■ TO DO
Every line holding the string "invest" should be gathered.

-- Begin STORED ROWS --

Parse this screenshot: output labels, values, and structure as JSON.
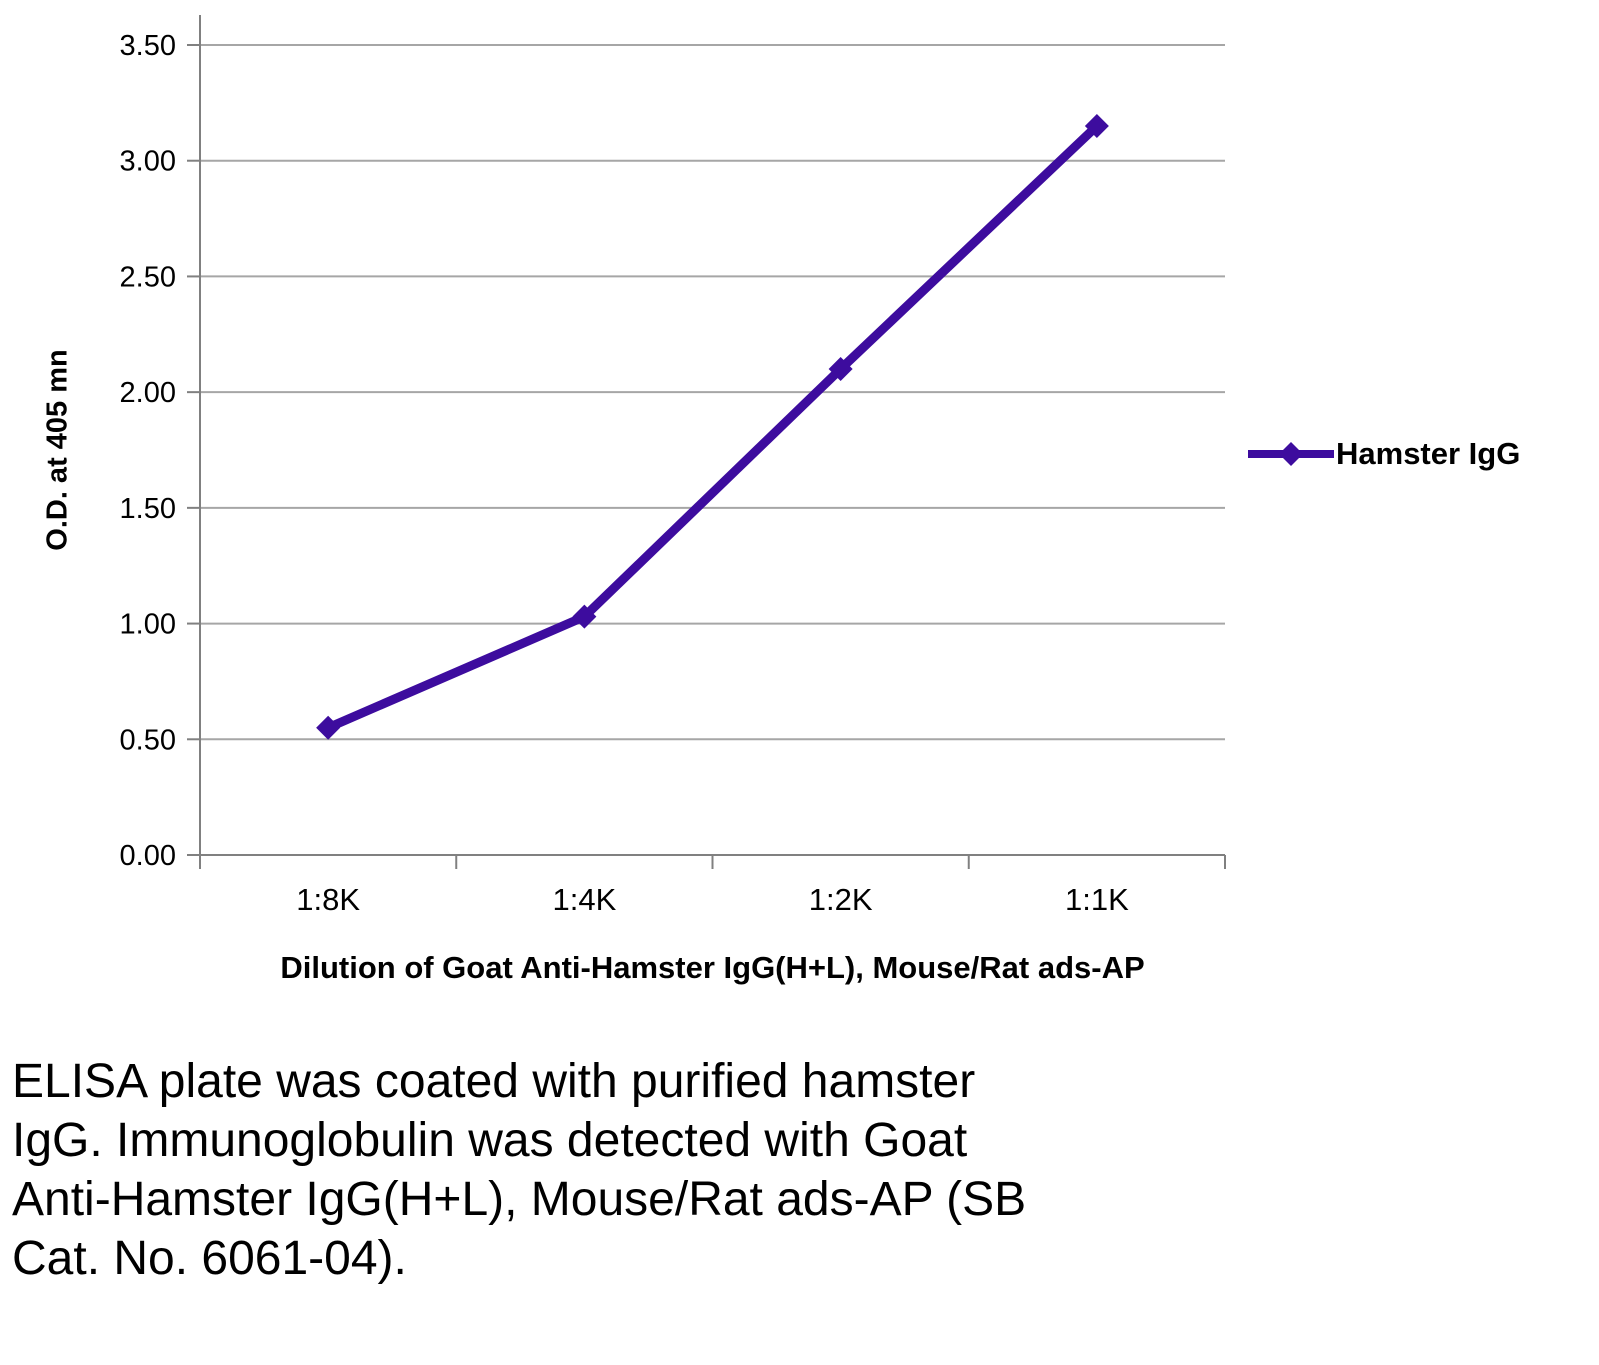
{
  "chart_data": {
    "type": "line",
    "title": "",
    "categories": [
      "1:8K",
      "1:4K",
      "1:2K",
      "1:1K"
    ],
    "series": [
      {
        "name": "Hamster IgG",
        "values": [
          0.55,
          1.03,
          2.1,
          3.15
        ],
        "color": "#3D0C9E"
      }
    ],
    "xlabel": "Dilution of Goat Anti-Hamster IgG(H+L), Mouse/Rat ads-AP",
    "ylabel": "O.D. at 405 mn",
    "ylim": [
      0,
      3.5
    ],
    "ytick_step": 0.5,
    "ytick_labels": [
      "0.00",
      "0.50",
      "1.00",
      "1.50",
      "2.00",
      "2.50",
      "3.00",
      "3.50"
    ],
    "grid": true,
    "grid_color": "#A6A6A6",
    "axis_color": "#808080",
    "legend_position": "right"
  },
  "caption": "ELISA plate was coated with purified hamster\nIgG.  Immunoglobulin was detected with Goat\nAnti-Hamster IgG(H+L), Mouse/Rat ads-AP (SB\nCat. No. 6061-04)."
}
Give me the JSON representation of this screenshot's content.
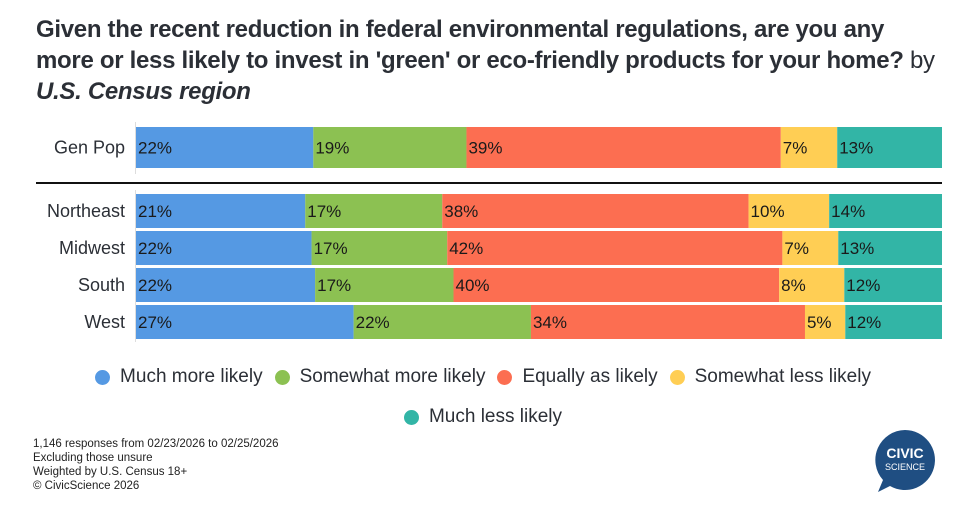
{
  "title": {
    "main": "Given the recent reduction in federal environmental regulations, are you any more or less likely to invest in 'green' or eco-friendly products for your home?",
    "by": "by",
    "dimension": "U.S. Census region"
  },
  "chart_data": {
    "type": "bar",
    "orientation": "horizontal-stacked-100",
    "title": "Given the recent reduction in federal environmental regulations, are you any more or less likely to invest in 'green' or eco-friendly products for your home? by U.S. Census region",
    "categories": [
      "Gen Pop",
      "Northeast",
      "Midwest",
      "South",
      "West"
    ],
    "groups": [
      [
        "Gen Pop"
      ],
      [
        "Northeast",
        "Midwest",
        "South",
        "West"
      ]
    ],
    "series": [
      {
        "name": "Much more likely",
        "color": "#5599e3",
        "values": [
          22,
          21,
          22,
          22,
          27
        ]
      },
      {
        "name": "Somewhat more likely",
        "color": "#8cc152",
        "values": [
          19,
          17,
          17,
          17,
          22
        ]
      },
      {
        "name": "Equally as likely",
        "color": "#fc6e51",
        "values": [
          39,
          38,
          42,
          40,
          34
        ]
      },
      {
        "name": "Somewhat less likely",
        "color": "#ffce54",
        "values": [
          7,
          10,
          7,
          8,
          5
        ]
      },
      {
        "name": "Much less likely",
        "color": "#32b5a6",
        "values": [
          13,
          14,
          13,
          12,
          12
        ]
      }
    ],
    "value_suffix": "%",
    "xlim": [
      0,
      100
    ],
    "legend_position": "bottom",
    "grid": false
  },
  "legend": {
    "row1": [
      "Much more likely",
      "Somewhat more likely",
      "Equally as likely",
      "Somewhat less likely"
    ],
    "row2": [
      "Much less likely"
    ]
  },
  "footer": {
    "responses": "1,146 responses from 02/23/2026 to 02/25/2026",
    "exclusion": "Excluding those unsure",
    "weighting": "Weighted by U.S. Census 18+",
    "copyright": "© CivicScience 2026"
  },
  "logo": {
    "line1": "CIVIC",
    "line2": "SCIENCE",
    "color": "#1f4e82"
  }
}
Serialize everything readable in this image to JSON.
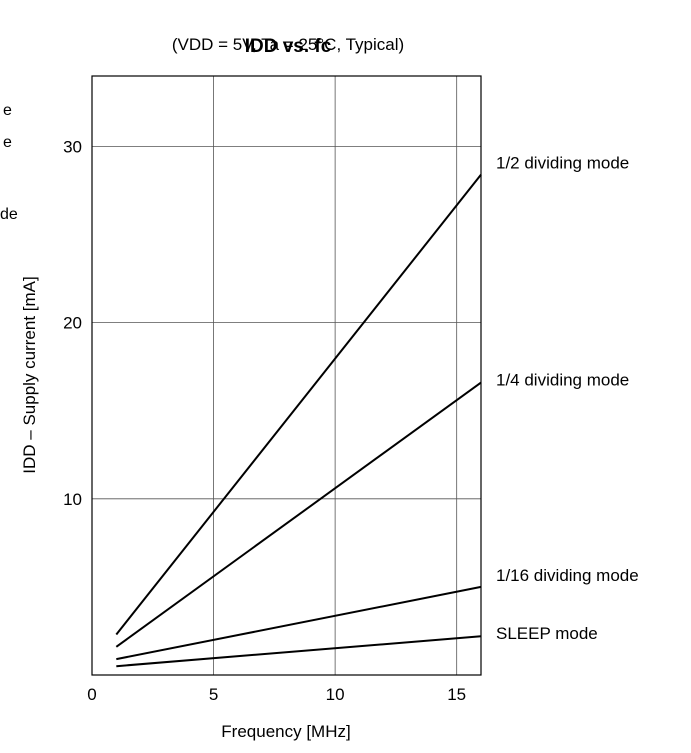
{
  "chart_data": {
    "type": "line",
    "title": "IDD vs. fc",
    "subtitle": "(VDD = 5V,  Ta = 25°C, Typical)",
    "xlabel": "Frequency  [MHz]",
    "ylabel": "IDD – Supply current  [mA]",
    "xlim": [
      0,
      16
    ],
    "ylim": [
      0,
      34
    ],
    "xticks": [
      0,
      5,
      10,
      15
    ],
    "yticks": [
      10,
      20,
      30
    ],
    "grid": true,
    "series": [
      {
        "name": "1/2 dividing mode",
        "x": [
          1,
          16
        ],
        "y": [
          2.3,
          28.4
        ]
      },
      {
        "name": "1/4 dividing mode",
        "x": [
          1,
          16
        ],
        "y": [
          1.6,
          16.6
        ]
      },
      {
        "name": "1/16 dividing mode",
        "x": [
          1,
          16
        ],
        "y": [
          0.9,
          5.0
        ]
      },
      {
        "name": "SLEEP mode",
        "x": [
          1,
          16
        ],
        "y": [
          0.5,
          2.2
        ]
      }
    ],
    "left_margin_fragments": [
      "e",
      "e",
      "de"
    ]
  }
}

-- End STORED ROWS --

■ THE SOLUTION
    "main": "Given the recent reduction in federal environmental regulations, are you any more or less likely to invest in 'green' or eco-friendly products for your home?",
    "title": "Given the recent reduction in federal environmental regulations, are you any more or less likely to invest in 'green' or eco-friendly products for your home? by U.S. Census region",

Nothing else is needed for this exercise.